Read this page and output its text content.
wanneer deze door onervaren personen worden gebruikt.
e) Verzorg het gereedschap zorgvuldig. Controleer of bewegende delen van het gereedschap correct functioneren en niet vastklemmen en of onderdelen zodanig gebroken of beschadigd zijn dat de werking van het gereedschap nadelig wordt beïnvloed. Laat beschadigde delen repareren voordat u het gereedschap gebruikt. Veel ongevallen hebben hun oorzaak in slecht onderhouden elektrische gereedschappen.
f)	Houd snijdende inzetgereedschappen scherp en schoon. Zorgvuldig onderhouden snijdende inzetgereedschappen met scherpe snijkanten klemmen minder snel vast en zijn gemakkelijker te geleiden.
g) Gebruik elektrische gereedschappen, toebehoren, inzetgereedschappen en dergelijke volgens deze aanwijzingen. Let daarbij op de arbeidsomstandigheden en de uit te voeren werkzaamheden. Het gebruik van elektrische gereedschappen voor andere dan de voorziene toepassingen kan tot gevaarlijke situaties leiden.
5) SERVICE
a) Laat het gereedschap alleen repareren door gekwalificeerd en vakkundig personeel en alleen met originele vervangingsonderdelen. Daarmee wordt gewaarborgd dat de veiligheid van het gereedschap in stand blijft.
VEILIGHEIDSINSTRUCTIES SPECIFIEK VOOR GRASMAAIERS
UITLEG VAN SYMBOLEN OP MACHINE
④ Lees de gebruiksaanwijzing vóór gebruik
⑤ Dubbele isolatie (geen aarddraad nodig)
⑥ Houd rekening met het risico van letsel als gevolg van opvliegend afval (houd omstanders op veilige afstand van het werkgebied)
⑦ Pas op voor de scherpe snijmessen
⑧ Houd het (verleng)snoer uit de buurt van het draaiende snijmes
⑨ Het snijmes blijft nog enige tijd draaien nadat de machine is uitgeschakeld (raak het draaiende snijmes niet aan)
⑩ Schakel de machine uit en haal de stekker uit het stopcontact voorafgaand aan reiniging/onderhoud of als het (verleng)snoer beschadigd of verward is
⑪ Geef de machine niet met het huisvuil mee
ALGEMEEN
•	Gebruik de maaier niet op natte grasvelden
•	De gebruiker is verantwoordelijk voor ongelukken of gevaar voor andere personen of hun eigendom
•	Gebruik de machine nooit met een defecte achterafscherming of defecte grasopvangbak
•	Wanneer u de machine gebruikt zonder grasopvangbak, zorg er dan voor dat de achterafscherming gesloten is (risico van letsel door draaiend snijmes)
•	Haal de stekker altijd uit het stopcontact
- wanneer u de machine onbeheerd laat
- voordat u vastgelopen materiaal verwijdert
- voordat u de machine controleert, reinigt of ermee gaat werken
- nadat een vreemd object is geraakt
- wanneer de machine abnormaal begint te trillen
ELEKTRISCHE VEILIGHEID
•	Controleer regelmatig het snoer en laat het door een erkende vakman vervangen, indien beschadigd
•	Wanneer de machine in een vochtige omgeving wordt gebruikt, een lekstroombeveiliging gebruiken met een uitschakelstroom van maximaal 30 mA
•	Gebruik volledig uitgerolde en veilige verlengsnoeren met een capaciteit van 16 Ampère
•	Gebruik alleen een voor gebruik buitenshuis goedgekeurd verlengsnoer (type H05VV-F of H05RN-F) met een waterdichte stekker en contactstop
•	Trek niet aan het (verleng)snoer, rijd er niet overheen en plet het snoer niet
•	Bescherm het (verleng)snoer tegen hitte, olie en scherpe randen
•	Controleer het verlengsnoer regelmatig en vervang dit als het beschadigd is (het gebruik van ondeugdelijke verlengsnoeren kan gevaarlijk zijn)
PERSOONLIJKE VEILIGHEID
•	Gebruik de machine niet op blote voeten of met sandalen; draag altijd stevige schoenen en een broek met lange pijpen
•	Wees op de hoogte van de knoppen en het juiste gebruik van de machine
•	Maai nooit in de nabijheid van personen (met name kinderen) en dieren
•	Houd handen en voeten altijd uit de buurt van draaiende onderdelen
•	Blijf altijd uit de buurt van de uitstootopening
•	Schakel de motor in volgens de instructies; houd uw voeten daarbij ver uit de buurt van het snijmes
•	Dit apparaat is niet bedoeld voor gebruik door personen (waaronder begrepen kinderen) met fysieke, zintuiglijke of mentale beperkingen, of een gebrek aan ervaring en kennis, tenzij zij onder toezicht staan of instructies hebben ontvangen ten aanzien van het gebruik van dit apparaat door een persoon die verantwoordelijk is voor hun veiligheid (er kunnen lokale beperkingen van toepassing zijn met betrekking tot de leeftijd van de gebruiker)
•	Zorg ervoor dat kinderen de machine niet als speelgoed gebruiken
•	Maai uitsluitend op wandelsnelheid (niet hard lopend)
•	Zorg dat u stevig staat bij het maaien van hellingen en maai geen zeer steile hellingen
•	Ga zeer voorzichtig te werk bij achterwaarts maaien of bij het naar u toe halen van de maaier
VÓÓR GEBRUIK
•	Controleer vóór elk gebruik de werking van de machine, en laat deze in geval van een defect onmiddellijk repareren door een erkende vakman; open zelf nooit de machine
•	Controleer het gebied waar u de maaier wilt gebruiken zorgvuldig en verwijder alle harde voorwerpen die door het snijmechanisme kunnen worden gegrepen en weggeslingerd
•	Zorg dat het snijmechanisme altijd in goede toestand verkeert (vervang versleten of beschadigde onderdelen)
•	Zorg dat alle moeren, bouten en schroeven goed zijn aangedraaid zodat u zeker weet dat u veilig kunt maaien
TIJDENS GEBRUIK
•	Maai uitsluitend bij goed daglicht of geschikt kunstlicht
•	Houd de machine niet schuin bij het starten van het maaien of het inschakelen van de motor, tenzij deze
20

....

Copy out all the entries shown above, character for character.

Read this page and output its text content.
wanneer deze door onervaren personen worden gebruikt.
e) Verzorg het gereedschap zorgvuldig. Controleer of bewegende delen van het gereedschap correct functioneren en niet vastklemmen en of onderdelen zodanig gebroken of beschadigd zijn dat de werking van het gereedschap nadelig wordt beïnvloed. Laat beschadigde delen repareren voordat u het gereedschap gebruikt. Veel ongevallen hebben hun oorzaak in slecht onderhouden elektrische gereedschappen.
f)	Houd snijdende inzetgereedschappen scherp en schoon. Zorgvuldig onderhouden snijdende inzetgereedschappen met scherpe snijkanten klemmen minder snel vast en zijn gemakkelijker te geleiden.
g) Gebruik elektrische gereedschappen, toebehoren, inzetgereedschappen en dergelijke volgens deze aanwijzingen. Let daarbij op de arbeidsomstandigheden en de uit te voeren werkzaamheden. Het gebruik van elektrische gereedschappen voor andere dan de voorziene toepassingen kan tot gevaarlijke situaties leiden.
5) SERVICE
a) Laat het gereedschap alleen repareren door gekwalificeerd en vakkundig personeel en alleen met originele vervangingsonderdelen. Daarmee wordt gewaarborgd dat de veiligheid van het gereedschap in stand blijft.
VEILIGHEIDSINSTRUCTIES SPECIFIEK VOOR GRASMAAIERS
UITLEG VAN SYMBOLEN OP MACHINE
④ Lees de gebruiksaanwijzing vóór gebruik
⑤ Dubbele isolatie (geen aarddraad nodig)
⑥ Houd rekening met het risico van letsel als gevolg van opvliegend afval (houd omstanders op veilige afstand van het werkgebied)
⑦ Pas op voor de scherpe snijmessen
⑧ Houd het (verleng)snoer uit de buurt van het draaiende snijmes
⑨ Het snijmes blijft nog enige tijd draaien nadat de machine is uitgeschakeld (raak het draaiende snijmes niet aan)
⑩ Schakel de machine uit en haal de stekker uit het stopcontact voorafgaand aan reiniging/onderhoud of als het (verleng)snoer beschadigd of verward is
⑪ Geef de machine niet met het huisvuil mee
ALGEMEEN
•	Gebruik de maaier niet op natte grasvelden
•	De gebruiker is verantwoordelijk voor ongelukken of gevaar voor andere personen of hun eigendom
•	Gebruik de machine nooit met een defecte achterafscherming of defecte grasopvangbak
•	Wanneer u de machine gebruikt zonder grasopvangbak, zorg er dan voor dat de achterafscherming gesloten is (risico van letsel door draaiend snijmes)
•	Haal de stekker altijd uit het stopcontact
- wanneer u de machine onbeheerd laat
- voordat u vastgelopen materiaal verwijdert
- voordat u de machine controleert, reinigt of ermee gaat werken
- nadat een vreemd object is geraakt
- wanneer de machine abnormaal begint te trillen
ELEKTRISCHE VEILIGHEID
•	Controleer regelmatig het snoer en laat het door een erkende vakman vervangen, indien beschadigd
•	Wanneer de machine in een vochtige omgeving wordt gebruikt, een lekstroombeveiliging gebruiken met een uitschakelstroom van maximaal 30 mA
•	Gebruik volledig uitgerolde en veilige verlengsnoeren met een capaciteit van 16 Ampère
•	Gebruik alleen een voor gebruik buitenshuis goedgekeurd verlengsnoer (type H05VV-F of H05RN-F) met een waterdichte stekker en contactstop
•	Trek niet aan het (verleng)snoer, rijd er niet overheen en plet het snoer niet
•	Bescherm het (verleng)snoer tegen hitte, olie en scherpe randen
•	Controleer het verlengsnoer regelmatig en vervang dit als het beschadigd is (het gebruik van ondeugdelijke verlengsnoeren kan gevaarlijk zijn)
PERSOONLIJKE VEILIGHEID
•	Gebruik de machine niet op blote voeten of met sandalen; draag altijd stevige schoenen en een broek met lange pijpen
•	Wees op de hoogte van de knoppen en het juiste gebruik van de machine
•	Maai nooit in de nabijheid van personen (met name kinderen) en dieren
•	Houd handen en voeten altijd uit de buurt van draaiende onderdelen
•	Blijf altijd uit de buurt van de uitstootopening
•	Schakel de motor in volgens de instructies; houd uw voeten daarbij ver uit de buurt van het snijmes
•	Dit apparaat is niet bedoeld voor gebruik door personen (waaronder begrepen kinderen) met fysieke, zintuiglijke of mentale beperkingen, of een gebrek aan ervaring en kennis, tenzij zij onder toezicht staan of instructies hebben ontvangen ten aanzien van het gebruik van dit apparaat door een persoon die verantwoordelijk is voor hun veiligheid (er kunnen lokale beperkingen van toepassing zijn met betrekking tot de leeftijd van de gebruiker)
•	Zorg ervoor dat kinderen de machine niet als speelgoed gebruiken
•	Maai uitsluitend op wandelsnelheid (niet hard lopend)
•	Zorg dat u stevig staat bij het maaien van hellingen en maai geen zeer steile hellingen
•	Ga zeer voorzichtig te werk bij achterwaarts maaien of bij het naar u toe halen van de maaier
VÓÓR GEBRUIK
•	Controleer vóór elk gebruik de werking van de machine, en laat deze in geval van een defect onmiddellijk repareren door een erkende vakman; open zelf nooit de machine
•	Controleer het gebied waar u de maaier wilt gebruiken zorgvuldig en verwijder alle harde voorwerpen die door het snijmechanisme kunnen worden gegrepen en weggeslingerd
•	Zorg dat het snijmechanisme altijd in goede toestand verkeert (vervang versleten of beschadigde onderdelen)
•	Zorg dat alle moeren, bouten en schroeven goed zijn aangedraaid zodat u zeker weet dat u veilig kunt maaien
TIJDENS GEBRUIK
•	Maai uitsluitend bij goed daglicht of geschikt kunstlicht
•	Houd de machine niet schuin bij het starten van het maaien of het inschakelen van de motor, tenzij deze
20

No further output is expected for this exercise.